Task requirements>
How many lines of these entries hold the string "TEAM"? Answer with the number alone.

-- -- --

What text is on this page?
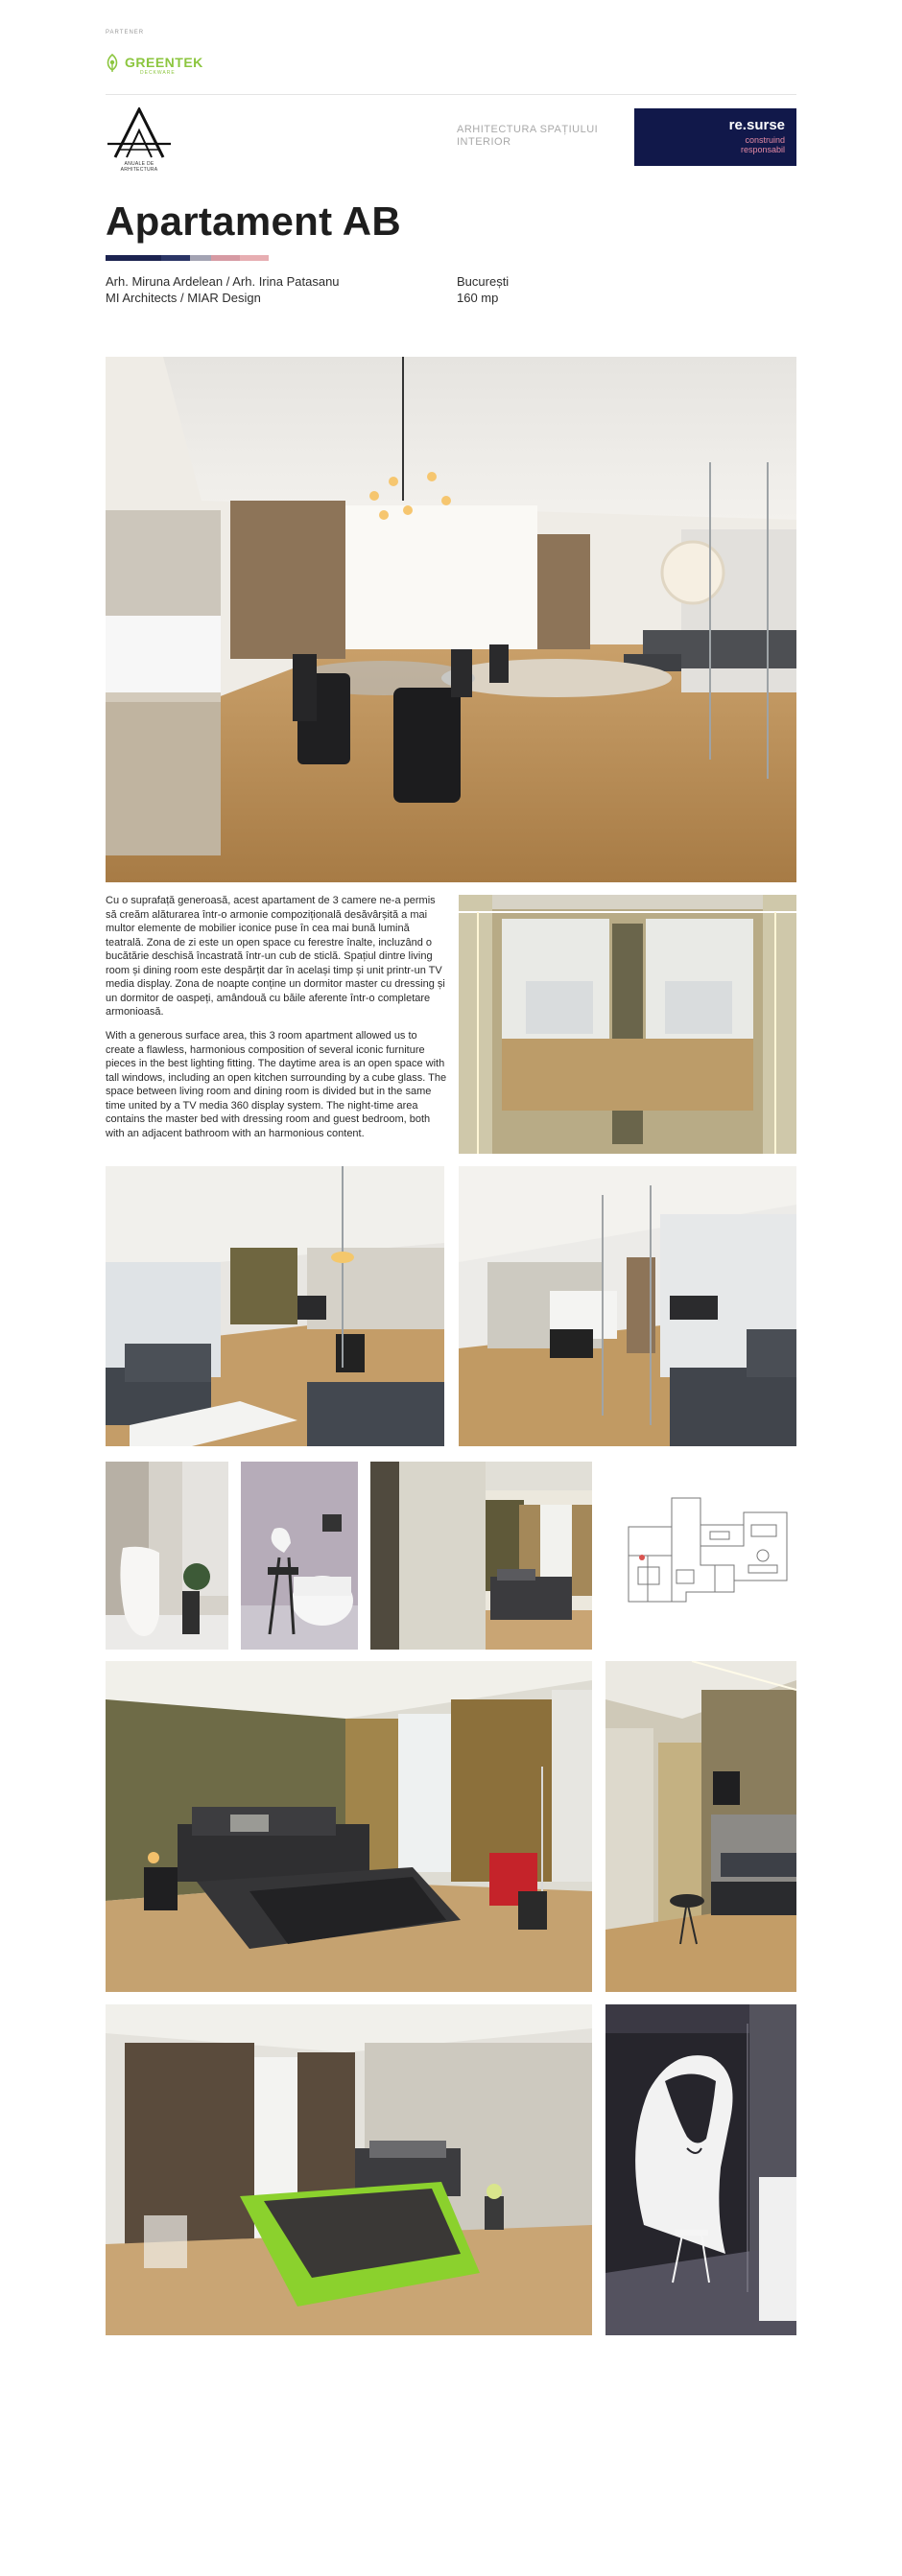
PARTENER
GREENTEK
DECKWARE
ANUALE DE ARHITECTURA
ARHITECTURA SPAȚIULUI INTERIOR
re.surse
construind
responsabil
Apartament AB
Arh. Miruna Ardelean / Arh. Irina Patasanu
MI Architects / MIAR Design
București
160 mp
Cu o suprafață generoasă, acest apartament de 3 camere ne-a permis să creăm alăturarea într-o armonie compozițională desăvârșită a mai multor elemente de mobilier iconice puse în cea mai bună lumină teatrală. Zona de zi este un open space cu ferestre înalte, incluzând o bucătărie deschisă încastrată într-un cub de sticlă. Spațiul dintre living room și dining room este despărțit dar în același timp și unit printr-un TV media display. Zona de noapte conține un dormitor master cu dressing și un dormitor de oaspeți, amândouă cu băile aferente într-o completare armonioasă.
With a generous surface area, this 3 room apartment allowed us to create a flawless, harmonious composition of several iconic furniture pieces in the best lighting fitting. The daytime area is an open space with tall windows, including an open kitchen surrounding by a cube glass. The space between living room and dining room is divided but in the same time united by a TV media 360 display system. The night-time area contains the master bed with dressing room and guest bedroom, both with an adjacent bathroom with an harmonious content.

-- -- --

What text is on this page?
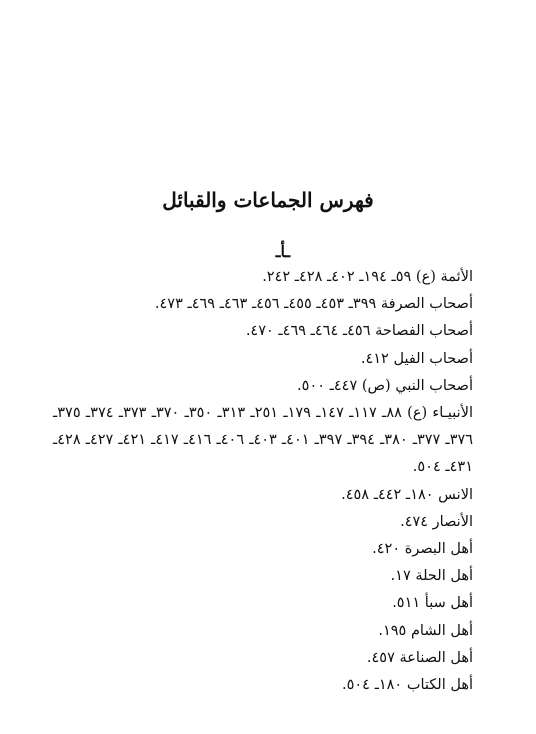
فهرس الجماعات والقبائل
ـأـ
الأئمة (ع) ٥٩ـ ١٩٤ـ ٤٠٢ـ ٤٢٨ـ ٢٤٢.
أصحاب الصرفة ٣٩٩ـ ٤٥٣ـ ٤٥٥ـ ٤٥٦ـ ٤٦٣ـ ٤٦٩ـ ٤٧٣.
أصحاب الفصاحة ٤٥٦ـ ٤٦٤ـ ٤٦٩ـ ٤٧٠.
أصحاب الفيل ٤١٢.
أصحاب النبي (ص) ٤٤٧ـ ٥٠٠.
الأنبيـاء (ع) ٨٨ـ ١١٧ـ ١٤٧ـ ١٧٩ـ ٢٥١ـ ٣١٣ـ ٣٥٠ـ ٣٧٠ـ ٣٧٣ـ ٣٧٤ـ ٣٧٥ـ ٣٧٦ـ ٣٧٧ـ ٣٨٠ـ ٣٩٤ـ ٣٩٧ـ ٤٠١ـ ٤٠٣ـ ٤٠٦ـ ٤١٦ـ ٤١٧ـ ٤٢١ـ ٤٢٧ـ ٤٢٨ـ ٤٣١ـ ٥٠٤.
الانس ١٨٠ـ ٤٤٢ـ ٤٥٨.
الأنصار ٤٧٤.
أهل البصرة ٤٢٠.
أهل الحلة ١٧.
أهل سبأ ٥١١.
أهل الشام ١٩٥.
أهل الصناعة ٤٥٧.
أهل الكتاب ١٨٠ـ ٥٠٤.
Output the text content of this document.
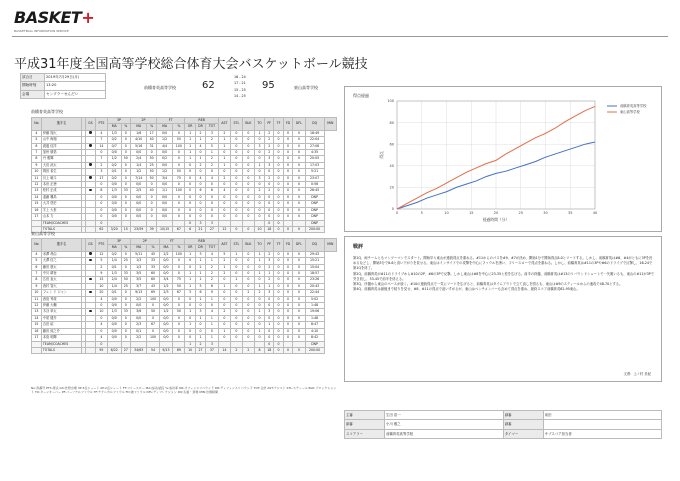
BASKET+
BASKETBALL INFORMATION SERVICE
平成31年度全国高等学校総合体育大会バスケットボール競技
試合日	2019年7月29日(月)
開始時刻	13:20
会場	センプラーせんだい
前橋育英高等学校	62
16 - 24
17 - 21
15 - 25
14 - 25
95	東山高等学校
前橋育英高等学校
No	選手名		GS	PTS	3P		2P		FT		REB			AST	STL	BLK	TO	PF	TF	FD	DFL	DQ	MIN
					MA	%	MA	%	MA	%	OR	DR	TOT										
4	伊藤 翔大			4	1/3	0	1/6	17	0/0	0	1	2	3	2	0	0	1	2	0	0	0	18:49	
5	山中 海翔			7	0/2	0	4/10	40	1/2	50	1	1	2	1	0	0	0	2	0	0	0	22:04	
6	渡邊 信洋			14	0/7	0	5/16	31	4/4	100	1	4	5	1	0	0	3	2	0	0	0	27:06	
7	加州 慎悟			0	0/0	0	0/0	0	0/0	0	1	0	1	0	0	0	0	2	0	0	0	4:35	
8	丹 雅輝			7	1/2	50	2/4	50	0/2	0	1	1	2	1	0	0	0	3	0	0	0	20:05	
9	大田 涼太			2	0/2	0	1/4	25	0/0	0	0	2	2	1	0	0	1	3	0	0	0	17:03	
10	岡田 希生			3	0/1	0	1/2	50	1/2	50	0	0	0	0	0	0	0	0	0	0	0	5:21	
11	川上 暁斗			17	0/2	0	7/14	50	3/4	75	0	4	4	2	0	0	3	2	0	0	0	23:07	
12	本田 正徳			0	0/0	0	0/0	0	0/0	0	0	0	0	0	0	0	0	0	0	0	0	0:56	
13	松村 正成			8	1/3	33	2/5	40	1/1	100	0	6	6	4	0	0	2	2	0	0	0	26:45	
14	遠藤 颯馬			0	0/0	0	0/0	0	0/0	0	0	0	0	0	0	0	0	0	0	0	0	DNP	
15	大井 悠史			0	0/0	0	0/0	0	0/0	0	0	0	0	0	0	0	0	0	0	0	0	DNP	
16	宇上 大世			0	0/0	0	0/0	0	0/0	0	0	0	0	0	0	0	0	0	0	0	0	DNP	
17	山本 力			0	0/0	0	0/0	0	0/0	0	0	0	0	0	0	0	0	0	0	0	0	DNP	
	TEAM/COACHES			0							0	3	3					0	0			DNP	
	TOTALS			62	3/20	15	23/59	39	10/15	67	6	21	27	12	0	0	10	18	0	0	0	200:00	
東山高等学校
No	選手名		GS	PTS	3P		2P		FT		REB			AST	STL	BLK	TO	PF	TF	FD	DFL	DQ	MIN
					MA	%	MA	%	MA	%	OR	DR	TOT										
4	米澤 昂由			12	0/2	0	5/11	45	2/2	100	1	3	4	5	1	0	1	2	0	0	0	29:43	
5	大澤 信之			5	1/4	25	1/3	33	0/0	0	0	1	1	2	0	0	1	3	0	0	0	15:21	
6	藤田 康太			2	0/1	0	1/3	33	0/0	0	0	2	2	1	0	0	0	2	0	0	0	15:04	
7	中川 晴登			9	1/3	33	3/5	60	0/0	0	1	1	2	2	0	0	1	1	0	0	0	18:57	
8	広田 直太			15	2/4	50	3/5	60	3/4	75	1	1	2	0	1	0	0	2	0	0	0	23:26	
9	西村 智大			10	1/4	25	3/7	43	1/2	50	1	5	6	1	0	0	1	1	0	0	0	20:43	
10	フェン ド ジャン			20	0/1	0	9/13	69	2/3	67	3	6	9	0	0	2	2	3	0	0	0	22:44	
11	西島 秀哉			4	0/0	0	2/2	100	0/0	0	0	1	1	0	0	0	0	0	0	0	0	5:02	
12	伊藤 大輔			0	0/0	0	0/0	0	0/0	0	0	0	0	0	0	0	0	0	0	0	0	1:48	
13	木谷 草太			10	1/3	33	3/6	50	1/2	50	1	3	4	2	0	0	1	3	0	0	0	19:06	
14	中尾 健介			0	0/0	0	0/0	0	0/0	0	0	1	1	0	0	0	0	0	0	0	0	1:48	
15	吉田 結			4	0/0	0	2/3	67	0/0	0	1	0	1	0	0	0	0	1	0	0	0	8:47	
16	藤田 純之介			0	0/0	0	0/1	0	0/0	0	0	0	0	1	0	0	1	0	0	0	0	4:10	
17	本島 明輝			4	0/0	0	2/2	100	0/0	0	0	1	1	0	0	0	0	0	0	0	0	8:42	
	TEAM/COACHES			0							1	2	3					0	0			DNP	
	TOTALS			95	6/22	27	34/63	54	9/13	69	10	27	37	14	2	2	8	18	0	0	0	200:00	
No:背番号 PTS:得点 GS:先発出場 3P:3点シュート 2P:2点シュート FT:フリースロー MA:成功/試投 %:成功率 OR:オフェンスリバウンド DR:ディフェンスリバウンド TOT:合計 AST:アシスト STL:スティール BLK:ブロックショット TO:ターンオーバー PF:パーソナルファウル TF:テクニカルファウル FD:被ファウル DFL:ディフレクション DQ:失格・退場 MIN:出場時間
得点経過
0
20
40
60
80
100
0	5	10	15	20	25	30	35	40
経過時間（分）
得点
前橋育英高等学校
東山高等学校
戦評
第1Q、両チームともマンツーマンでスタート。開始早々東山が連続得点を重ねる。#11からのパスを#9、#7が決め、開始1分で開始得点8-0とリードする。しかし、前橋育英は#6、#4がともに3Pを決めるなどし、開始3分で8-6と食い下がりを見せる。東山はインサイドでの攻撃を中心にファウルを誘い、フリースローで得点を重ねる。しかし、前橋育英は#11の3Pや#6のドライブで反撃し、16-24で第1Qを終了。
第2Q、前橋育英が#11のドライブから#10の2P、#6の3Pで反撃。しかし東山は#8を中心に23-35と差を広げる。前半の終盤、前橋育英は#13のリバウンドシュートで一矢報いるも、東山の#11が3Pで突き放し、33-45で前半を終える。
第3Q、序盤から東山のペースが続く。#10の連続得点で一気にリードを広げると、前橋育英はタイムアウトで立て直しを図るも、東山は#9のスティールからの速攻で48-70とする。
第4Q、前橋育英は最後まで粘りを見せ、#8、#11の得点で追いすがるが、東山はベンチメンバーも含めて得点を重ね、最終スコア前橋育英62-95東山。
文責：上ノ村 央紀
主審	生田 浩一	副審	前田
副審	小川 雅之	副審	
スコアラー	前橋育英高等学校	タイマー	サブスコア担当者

-- -- --

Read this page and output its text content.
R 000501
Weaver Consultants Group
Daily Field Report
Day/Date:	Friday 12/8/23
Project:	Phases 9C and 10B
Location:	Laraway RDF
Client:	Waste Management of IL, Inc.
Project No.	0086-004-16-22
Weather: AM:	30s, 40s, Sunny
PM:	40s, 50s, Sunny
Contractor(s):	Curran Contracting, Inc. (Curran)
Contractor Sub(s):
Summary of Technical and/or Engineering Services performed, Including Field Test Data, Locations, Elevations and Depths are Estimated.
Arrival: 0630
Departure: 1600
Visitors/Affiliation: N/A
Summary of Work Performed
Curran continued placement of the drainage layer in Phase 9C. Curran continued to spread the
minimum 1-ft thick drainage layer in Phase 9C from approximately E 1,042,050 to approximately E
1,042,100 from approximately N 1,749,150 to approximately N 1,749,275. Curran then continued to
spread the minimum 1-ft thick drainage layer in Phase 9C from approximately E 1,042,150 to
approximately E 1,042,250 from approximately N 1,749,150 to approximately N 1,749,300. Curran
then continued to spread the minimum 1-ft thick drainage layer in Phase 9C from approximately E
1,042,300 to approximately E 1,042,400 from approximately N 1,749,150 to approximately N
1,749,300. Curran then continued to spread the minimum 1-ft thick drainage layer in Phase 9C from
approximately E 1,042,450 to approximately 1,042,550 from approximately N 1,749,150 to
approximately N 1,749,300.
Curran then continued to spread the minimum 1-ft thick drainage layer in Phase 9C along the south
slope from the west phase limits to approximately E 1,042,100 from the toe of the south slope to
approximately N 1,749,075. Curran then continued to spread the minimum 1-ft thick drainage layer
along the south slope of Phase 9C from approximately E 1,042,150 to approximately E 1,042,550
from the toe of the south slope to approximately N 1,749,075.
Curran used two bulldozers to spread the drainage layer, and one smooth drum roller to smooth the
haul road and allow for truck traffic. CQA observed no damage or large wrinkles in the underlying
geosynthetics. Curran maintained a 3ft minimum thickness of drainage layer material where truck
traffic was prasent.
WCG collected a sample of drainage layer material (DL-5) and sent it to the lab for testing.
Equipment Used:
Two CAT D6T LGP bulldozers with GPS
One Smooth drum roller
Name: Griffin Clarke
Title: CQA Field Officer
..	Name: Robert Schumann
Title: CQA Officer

-- -- --

Finished task>
2